▸ **Task description**:
Images should be left out, and everything else in the listing reproduced exactly.

[Data records]
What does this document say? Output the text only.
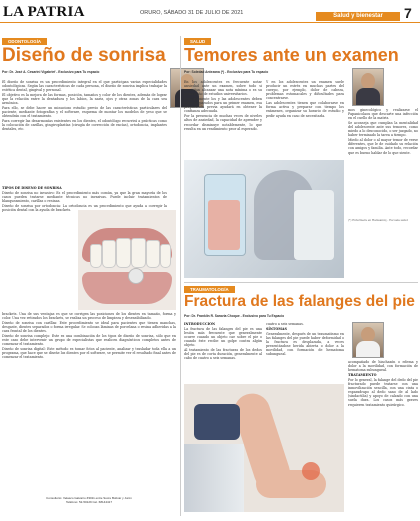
LA PATRIA	ORURO, SÁBADO 31 DE JULIO DE 2021	Salud y bienestar	7
ODONTOLOGÍA
Diseño de sonrisa
Por: Dr. José A. Cesarini Vigabrief - Exclusivo para Tu espacio

El diseño de sonrisa es un procedimiento integral en el que participan varias especialidades odontológicas. Según las características de cada persona, el diseño de sonrisa implica trabajar la estética dental, gingival y personal.

El objetivo es la mejora de las formas, posición, tamaños y color de los dientes, además de lograr que la relación entre la dentadura y los labios, la nariz, ojos y otras zonas de la cara sea armónica.

Para ello, se debe hacer un minucioso estudio previo de las características particulares del paciente, mediante fotografías y el software, esquema de montar los modelos de yeso que se obtendrán con el tratamiento.

Para corregir las desarmonías existentes en los dientes, el odontólogo recurrirá a prácticas como la colocación de carillas, gingivoplastías (cirugía de corrección de encías), ortodoncia, implantes dentales, etc.

TIPOS DE DISEÑO DE SONRISA

Diseño de sonrisa no invasivo: Es el procedimiento más común, ya que la gran mayoría de los casos pueden tratarse mediante técnicas no invasivas. Puede incluir tratamientos de blanqueamiento, carillas o resinas.

Diseño de sonrisa por ortodoncia: La ortodoncia es un procedimiento que ayuda a corregir la posición dental con la ayuda de brackets.

brackets. Una de sus ventajas es que se corrigen las posiciones de los dientes en tamaño, forma y color. Una vez retirados los brackets, se realiza un proceso de limpieza y desensibilizado.

Diseño de sonrisa con carillas: Este procedimiento se ideal para pacientes que tienen manchas, desgaste, dientes separados o forma irregular. Se colocan láminas de porcelana o resina adheridas a la cara frontal de los dientes.

Diseño de sonrisa complejo: Este es una combinación de los tipos de diseño de sonrisa, sólo que en este caso debe intervenir un grupo de especialistas que realicen diagnósticos completos antes de comenzar el tratamiento.

Diseño de sonrisa digital: Este método es tomar fotos al paciente, analizar y trasladar toda ella a un programa, que hace que se diseñe los dientes por el software, se permite ver el resultado final antes de comenzar el tratamiento.

Consultorio: Velasco Galvarro #3011 entre Sucre Bolívar y Junín
Teléfono: 52-50129 Cel. 68144417
SALUD
Temores ante un examen
Por: Soledad Antezana (*) - Exclusivo para Tu espacio

En los adolescentes es frecuente notar ansiedad ante un examen, sobre todo si necesitan alcanzar una nota mínima o es su primer año de estudios universitarios.

Principalmente los y las adolescentes deben estar preparados para un primer examen, esa preparación previa ayudará en obtener la confianza adecuada.

Por la presencia de muchas veces de niveles altos de ansiedad, la capacidad de aprender y recordar disminuye notablemente, lo que resulta en un rendimiento peor al esperado.

Y en los adolescentes un examen suele producir un estrés en muchas partes del cuerpo, por ejemplo, dolor de cabeza, problemas estomacales y dificultades para concentrarse.

Las adolescentes tienen que colaborarse en forma activa y preparar con tiempo los exámenes, organizar su horario de estudio y pedir ayuda en caso de necesitarla.

mos ginecológico y realizarse el Papanicolaou que descarte una infección en el cuello de la matriz.

Se aconseja que cumplan la mentalidad del adolescente ante sus temores, como miedo a lo desconocido, o ser juzgado, no haber terminado la tarea a tiempo.

Miedo al dolor o al mayor temor de verse diferentes, que le de cuidado su relación con amigos y familia. Ante todo, recordar que es bueno hablar de lo que siente.

(*) Enfermera en Hamsamiq - Escuela salud
TRAUMATOLOGÍA
Fractura de las falanges del pie
Por: Dr. Franklin R. Saravia Choque - Exclusivo para Tu Espacio

INTRODUCCIÓN

La fractura de las falanges del pie es una lesión más frecuente que generalmente ocurre cuando un objeto cae sobre el pie o cuando éste recibe un golpe contra algún objeto.

Al tratamiento de las fracturas de los dedos del pie es de corta duración, generalmente al cabo de cuatro a seis semanas.

cuatro a seis semanas.

SÍNTOMAS

Generalmente, después de un traumatismo en las falanges del pie puede haber deformidad o la fractura es desplazada, a veces presentándose herida abierta o dolor a la movilidad, con formación de hematoma subungueal.

acompañado de hinchazón o edema y dolor a la movilidad, con formación de hematoma subungueal.

TRATAMIENTO

Por lo general, la falange del dedo del pie fracturado puede tratarse con una inmovilización sencilla, con una cinta o esparadrapo al dedo sano de al lado (sindactilia) y apoyo de calzado con una suela dura. Los casos más graves requieren tratamiento quirúrgico.
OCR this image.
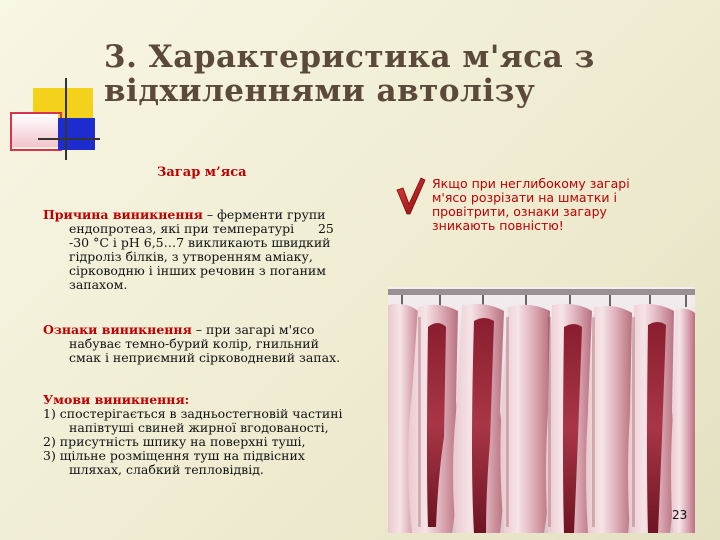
3. Характеристика м'яса з відхиленнями автолізу
Загар м’яса
Причина виникнення – ферменти групи
ендопротеаз, які при температурі      25
-30 °С і рН 6,5…7 викликають швидкий
гідроліз білків, з утворенням аміаку,
сірководню і інших речовин з поганим
запахом.
Ознаки виникнення – при загарі м'ясо
набуває темно-бурий колір, гнильний
смак і неприємний сірководневий запах.
Умови виникнення:
1) спостерігається в задньостегновій частині
напівтуші свиней жирної вгодованості,
2) присутність шпику на поверхні туші,
3) щільне розміщення туш на підвісних
шляхах, слабкий тепловідвід.
Якщо при неглибокому загарі
м'ясо розрізати на шматки і
провітрити, ознаки загару
зникають повністю!
23
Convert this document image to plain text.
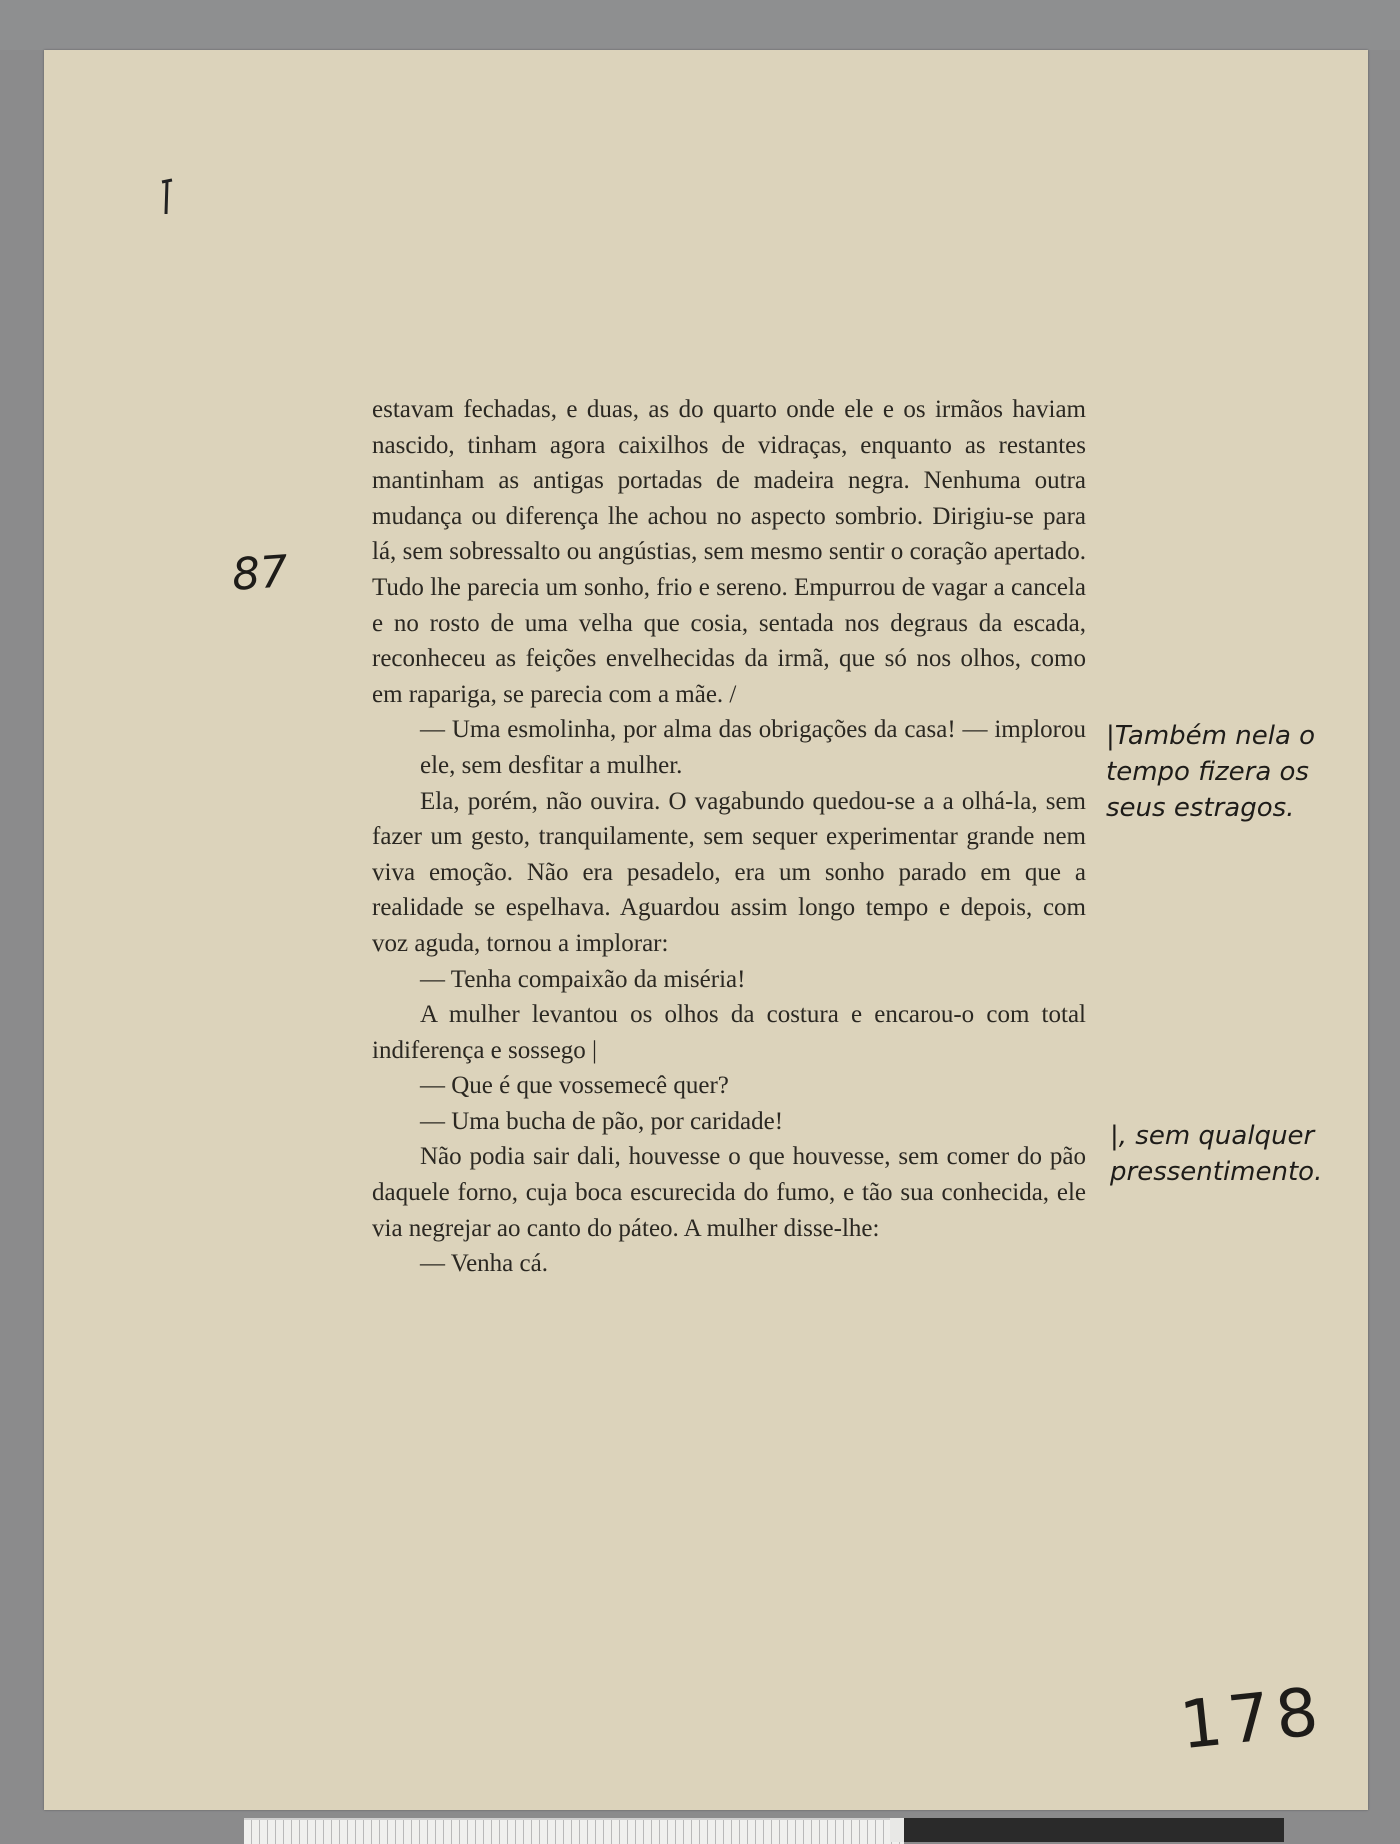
87

estavam fechadas, e duas, as do quarto onde ele e os irmãos haviam nascido, tinham agora caixilhos de vidraças, enquanto as restantes mantinham as antigas portadas de madeira negra. Nenhuma outra mudança ou diferença lhe achou no aspecto sombrio. Dirigiu-se para lá, sem sobressalto ou angústias, sem mesmo sentir o coração apertado. Tudo lhe parecia um sonho, frio e sereno. Empurrou de vagar a cancela e no rosto de uma velha que cosia, sentada nos degraus da escada, reconheceu as feições envelhecidas da irmã, que só nos olhos, como em rapariga, se parecia com a mãe. /

— Uma esmolinha, por alma das obrigações da casa! — implorou ele, sem desfitar a mulher.

Ela, porém, não ouvira. O vagabundo quedou-se a a olhá-la, sem fazer um gesto, tranquilamente, sem sequer experimentar grande nem viva emoção. Não era pesadelo, era um sonho parado em que a realidade se espelhava. Aguardou assim longo tempo e depois, com voz aguda, tornou a implorar:

— Tenha compaixão da miséria!

A mulher levantou os olhos da costura e encarou-o com total indiferença e sossego |

— Que é que vossemecê quer?

— Uma bucha de pão, por caridade!

Não podia sair dali, houvesse o que houvesse, sem comer do pão daquele forno, cuja boca escurecida do fumo, e tão sua conhecida, ele via negrejar ao canto do páteo. A mulher disse-lhe:

— Venha cá.

|Também nela o tempo fizera os seus estragos.
|, sem qualquer pressentimento.
178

▸ **Task result**:
What does this document say? Output the text only.
LA PATRIA	ORURO, SÁBADO 31 DE JULIO DE 2021	Salud y bienestar	7
ODONTOLOGÍA
Diseño de sonrisa
Por: Dr. José A. Cesarini Vigabrief - Exclusivo para Tu espacio

El diseño de sonrisa es un procedimiento integral en el que participan varias especialidades odontológicas. Según las características de cada persona, el diseño de sonrisa implica trabajar la estética dental, gingival y personal.

El objetivo es la mejora de las formas, posición, tamaños y color de los dientes, además de lograr que la relación entre la dentadura y los labios, la nariz, ojos y otras zonas de la cara sea armónica.

Para ello, se debe hacer un minucioso estudio previo de las características particulares del paciente, mediante fotografías y el software, esquema de montar los modelos de yeso que se obtendrán con el tratamiento.

Para corregir las desarmonías existentes en los dientes, el odontólogo recurrirá a prácticas como la colocación de carillas, gingivoplastías (cirugía de corrección de encías), ortodoncia, implantes dentales, etc.

TIPOS DE DISEÑO DE SONRISA

Diseño de sonrisa no invasivo: Es el procedimiento más común, ya que la gran mayoría de los casos pueden tratarse mediante técnicas no invasivas. Puede incluir tratamientos de blanqueamiento, carillas o resinas.

Diseño de sonrisa por ortodoncia: La ortodoncia es un procedimiento que ayuda a corregir la posición dental con la ayuda de brackets.

brackets. Una de sus ventajas es que se corrigen las posiciones de los dientes en tamaño, forma y color. Una vez retirados los brackets, se realiza un proceso de limpieza y desensibilizado.

Diseño de sonrisa con carillas: Este procedimiento se ideal para pacientes que tienen manchas, desgaste, dientes separados o forma irregular. Se colocan láminas de porcelana o resina adheridas a la cara frontal de los dientes.

Diseño de sonrisa complejo: Este es una combinación de los tipos de diseño de sonrisa, sólo que en este caso debe intervenir un grupo de especialistas que realicen diagnósticos completos antes de comenzar el tratamiento.

Diseño de sonrisa digital: Este método es tomar fotos al paciente, analizar y trasladar toda ella a un programa, que hace que se diseñe los dientes por el software, se permite ver el resultado final antes de comenzar el tratamiento.

Consultorio: Velasco Galvarro #3011 entre Sucre Bolívar y Junín
Teléfono: 52-50129 Cel. 68144417
SALUD
Temores ante un examen
Por: Soledad Antezana (*) - Exclusivo para Tu espacio

En los adolescentes es frecuente notar ansiedad ante un examen, sobre todo si necesitan alcanzar una nota mínima o es su primer año de estudios universitarios.

Principalmente los y las adolescentes deben estar preparados para un primer examen, esa preparación previa ayudará en obtener la confianza adecuada.

Por la presencia de muchas veces de niveles altos de ansiedad, la capacidad de aprender y recordar disminuye notablemente, lo que resulta en un rendimiento peor al esperado.

Y en los adolescentes un examen suele producir un estrés en muchas partes del cuerpo, por ejemplo, dolor de cabeza, problemas estomacales y dificultades para concentrarse.

Las adolescentes tienen que colaborarse en forma activa y preparar con tiempo los exámenes, organizar su horario de estudio y pedir ayuda en caso de necesitarla.

mos ginecológico y realizarse el Papanicolaou que descarte una infección en el cuello de la matriz.

Se aconseja que cumplan la mentalidad del adolescente ante sus temores, como miedo a lo desconocido, o ser juzgado, no haber terminado la tarea a tiempo.

Miedo al dolor o al mayor temor de verse diferentes, que le de cuidado su relación con amigos y familia. Ante todo, recordar que es bueno hablar de lo que siente.

(*) Enfermera en Hamsamiq - Escuela salud
TRAUMATOLOGÍA
Fractura de las falanges del pie
Por: Dr. Franklin R. Saravia Choque - Exclusivo para Tu Espacio

INTRODUCCIÓN

La fractura de las falanges del pie es una lesión más frecuente que generalmente ocurre cuando un objeto cae sobre el pie o cuando éste recibe un golpe contra algún objeto.

Al tratamiento de las fracturas de los dedos del pie es de corta duración, generalmente al cabo de cuatro a seis semanas.

cuatro a seis semanas.

SÍNTOMAS

Generalmente, después de un traumatismo en las falanges del pie puede haber deformidad o la fractura es desplazada, a veces presentándose herida abierta o dolor a la movilidad, con formación de hematoma subungueal.

acompañado de hinchazón o edema y dolor a la movilidad, con formación de hematoma subungueal.

TRATAMIENTO

Por lo general, la falange del dedo del pie fracturado puede tratarse con una inmovilización sencilla, con una cinta o esparadrapo al dedo sano de al lado (sindactilia) y apoyo de calzado con una suela dura. Los casos más graves requieren tratamiento quirúrgico.
OCR this image.
3. Характеристика м'яса з відхиленнями автолізу
Загар м’яса
Причина виникнення – ферменти групи
ендопротеаз, які при температурі      25
-30 °С і рН 6,5…7 викликають швидкий
гідроліз білків, з утворенням аміаку,
сірководню і інших речовин з поганим
запахом.
Ознаки виникнення – при загарі м'ясо
набуває темно-бурий колір, гнильний
смак і неприємний сірководневий запах.
Умови виникнення:
1) спостерігається в задньостегновій частині
напівтуші свиней жирної вгодованості,
2) присутність шпику на поверхні туші,
3) щільне розміщення туш на підвісних
шляхах, слабкий тепловідвід.
Якщо при неглибокому загарі
м'ясо розрізати на шматки і
провітрити, ознаки загару
зникають повністю!
23
Convert this document image to plain text.
87

estavam fechadas, e duas, as do quarto onde ele e os irmãos haviam nascido, tinham agora caixilhos de vidraças, enquanto as restantes mantinham as antigas portadas de madeira negra. Nenhuma outra mudança ou diferença lhe achou no aspecto sombrio. Dirigiu-se para lá, sem sobressalto ou angústias, sem mesmo sentir o coração apertado. Tudo lhe parecia um sonho, frio e sereno. Empurrou de vagar a cancela e no rosto de uma velha que cosia, sentada nos degraus da escada, reconheceu as feições envelhecidas da irmã, que só nos olhos, como em rapariga, se parecia com a mãe. /

— Uma esmolinha, por alma das obrigações da casa! — implorou ele, sem desfitar a mulher.

Ela, porém, não ouvira. O vagabundo quedou-se a a olhá-la, sem fazer um gesto, tranquilamente, sem sequer experimentar grande nem viva emoção. Não era pesadelo, era um sonho parado em que a realidade se espelhava. Aguardou assim longo tempo e depois, com voz aguda, tornou a implorar:

— Tenha compaixão da miséria!

A mulher levantou os olhos da costura e encarou-o com total indiferença e sossego |

— Que é que vossemecê quer?

— Uma bucha de pão, por caridade!

Não podia sair dali, houvesse o que houvesse, sem comer do pão daquele forno, cuja boca escurecida do fumo, e tão sua conhecida, ele via negrejar ao canto do páteo. A mulher disse-lhe:

— Venha cá.

|Também nela o tempo fizera os seus estragos.
|, sem qualquer pressentimento.
178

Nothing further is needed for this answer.